Given request: A line counts if it contains the word "xlabel" at least once. State how many such lines the records contain, giving the number alone.

Material provided:

= = = = = = =

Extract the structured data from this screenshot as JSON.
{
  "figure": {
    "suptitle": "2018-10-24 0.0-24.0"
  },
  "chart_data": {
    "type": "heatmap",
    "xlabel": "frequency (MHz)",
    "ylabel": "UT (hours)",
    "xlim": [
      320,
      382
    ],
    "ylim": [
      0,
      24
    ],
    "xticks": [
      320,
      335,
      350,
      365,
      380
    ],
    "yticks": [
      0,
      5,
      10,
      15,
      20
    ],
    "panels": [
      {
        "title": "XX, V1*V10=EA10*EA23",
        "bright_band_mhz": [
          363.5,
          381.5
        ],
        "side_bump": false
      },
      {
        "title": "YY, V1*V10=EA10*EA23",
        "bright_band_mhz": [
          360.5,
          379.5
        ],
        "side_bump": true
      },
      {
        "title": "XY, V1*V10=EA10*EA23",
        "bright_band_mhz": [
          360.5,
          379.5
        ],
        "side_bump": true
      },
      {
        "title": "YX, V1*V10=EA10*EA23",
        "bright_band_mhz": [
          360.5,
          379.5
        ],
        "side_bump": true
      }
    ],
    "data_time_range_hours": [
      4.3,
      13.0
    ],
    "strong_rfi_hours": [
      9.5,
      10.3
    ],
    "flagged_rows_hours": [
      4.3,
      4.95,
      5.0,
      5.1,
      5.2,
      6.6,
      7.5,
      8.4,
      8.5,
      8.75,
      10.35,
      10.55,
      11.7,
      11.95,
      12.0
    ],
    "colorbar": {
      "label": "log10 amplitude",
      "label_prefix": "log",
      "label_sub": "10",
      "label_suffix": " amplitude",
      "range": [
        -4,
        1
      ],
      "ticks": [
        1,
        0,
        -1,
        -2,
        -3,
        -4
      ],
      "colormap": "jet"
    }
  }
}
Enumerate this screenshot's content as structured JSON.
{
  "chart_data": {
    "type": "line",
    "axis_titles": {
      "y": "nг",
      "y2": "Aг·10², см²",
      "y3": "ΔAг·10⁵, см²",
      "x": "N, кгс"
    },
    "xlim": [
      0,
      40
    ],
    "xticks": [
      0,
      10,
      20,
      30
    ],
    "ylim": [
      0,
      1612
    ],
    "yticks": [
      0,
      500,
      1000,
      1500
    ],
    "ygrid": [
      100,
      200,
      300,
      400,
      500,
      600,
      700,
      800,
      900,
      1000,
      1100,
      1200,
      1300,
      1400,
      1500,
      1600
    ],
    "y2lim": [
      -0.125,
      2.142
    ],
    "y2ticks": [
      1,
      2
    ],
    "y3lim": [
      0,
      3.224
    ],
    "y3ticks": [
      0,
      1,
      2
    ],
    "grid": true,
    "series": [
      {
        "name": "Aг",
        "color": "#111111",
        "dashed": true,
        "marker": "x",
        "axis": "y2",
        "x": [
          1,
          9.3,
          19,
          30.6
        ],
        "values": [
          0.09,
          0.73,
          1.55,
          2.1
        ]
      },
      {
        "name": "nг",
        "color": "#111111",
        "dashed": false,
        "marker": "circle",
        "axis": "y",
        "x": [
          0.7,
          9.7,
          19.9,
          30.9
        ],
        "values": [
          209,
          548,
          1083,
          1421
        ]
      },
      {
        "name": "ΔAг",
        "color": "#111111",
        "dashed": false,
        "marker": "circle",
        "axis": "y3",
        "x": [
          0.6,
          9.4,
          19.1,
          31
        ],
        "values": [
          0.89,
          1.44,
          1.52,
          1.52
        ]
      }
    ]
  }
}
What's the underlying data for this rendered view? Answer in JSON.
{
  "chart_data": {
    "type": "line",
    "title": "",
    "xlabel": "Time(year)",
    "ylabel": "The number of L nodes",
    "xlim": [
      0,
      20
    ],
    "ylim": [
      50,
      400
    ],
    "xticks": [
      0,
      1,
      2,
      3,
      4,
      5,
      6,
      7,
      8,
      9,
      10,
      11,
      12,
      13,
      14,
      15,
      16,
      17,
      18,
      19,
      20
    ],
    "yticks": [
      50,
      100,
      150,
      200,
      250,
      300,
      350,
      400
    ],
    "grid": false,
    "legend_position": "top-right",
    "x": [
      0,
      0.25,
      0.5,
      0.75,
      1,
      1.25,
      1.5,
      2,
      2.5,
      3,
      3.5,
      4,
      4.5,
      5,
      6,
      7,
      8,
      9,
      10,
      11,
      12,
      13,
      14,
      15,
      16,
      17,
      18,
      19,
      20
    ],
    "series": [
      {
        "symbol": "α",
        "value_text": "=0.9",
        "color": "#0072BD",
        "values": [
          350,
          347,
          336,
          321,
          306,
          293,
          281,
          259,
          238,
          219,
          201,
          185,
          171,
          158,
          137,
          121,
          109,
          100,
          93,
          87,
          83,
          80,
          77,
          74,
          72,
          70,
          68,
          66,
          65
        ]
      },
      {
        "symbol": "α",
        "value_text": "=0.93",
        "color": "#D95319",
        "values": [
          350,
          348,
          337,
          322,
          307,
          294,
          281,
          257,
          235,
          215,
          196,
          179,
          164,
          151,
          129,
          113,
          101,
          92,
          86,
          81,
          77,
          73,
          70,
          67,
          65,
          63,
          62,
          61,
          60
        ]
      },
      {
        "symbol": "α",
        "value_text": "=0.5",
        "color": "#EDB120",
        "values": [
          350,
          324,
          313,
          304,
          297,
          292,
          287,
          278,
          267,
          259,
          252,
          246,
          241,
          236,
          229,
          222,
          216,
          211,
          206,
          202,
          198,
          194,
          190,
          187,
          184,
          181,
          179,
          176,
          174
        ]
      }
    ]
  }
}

= = = = = = =

Answer for this exercise: 2